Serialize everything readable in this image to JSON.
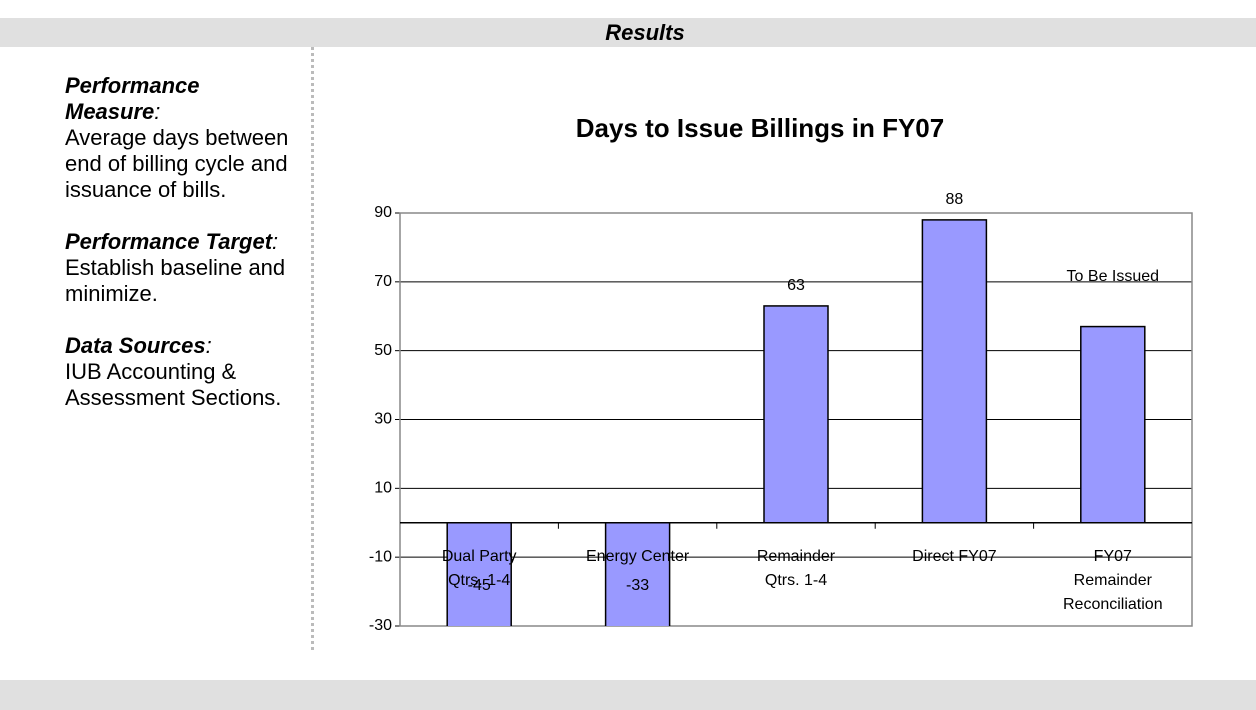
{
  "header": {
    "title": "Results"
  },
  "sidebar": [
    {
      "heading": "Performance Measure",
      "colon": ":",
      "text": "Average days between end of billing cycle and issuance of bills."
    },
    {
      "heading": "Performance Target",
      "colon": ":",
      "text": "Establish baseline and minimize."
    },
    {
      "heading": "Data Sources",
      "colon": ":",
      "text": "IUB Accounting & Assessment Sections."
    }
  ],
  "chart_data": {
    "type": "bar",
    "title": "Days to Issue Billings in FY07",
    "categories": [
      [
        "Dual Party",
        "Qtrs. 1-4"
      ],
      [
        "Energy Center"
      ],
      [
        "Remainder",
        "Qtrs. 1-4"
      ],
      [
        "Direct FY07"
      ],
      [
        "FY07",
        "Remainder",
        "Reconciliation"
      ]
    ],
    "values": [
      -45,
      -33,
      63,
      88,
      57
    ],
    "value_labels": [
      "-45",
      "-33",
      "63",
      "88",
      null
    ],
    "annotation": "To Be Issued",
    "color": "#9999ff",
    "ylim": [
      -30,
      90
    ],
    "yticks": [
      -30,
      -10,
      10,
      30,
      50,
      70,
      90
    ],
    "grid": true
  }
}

============

**REQUEST:** Your task is to copy the entries in full and exactly, without any images.

**ANSWER FOR THIS EXERCISE:**
Serialize everything readable in this image to JSON.
{
  "header": {
    "title": "Results"
  },
  "sidebar": [
    {
      "heading": "Performance Measure",
      "colon": ":",
      "text": "Average days between end of billing cycle and issuance of bills."
    },
    {
      "heading": "Performance Target",
      "colon": ":",
      "text": "Establish baseline and minimize."
    },
    {
      "heading": "Data Sources",
      "colon": ":",
      "text": "IUB Accounting & Assessment Sections."
    }
  ],
  "chart_data": {
    "type": "bar",
    "title": "Days to Issue Billings in FY07",
    "categories": [
      [
        "Dual Party",
        "Qtrs. 1-4"
      ],
      [
        "Energy Center"
      ],
      [
        "Remainder",
        "Qtrs. 1-4"
      ],
      [
        "Direct FY07"
      ],
      [
        "FY07",
        "Remainder",
        "Reconciliation"
      ]
    ],
    "values": [
      -45,
      -33,
      63,
      88,
      57
    ],
    "value_labels": [
      "-45",
      "-33",
      "63",
      "88",
      null
    ],
    "annotation": "To Be Issued",
    "color": "#9999ff",
    "ylim": [
      -30,
      90
    ],
    "yticks": [
      -30,
      -10,
      10,
      30,
      50,
      70,
      90
    ],
    "grid": true
  }
}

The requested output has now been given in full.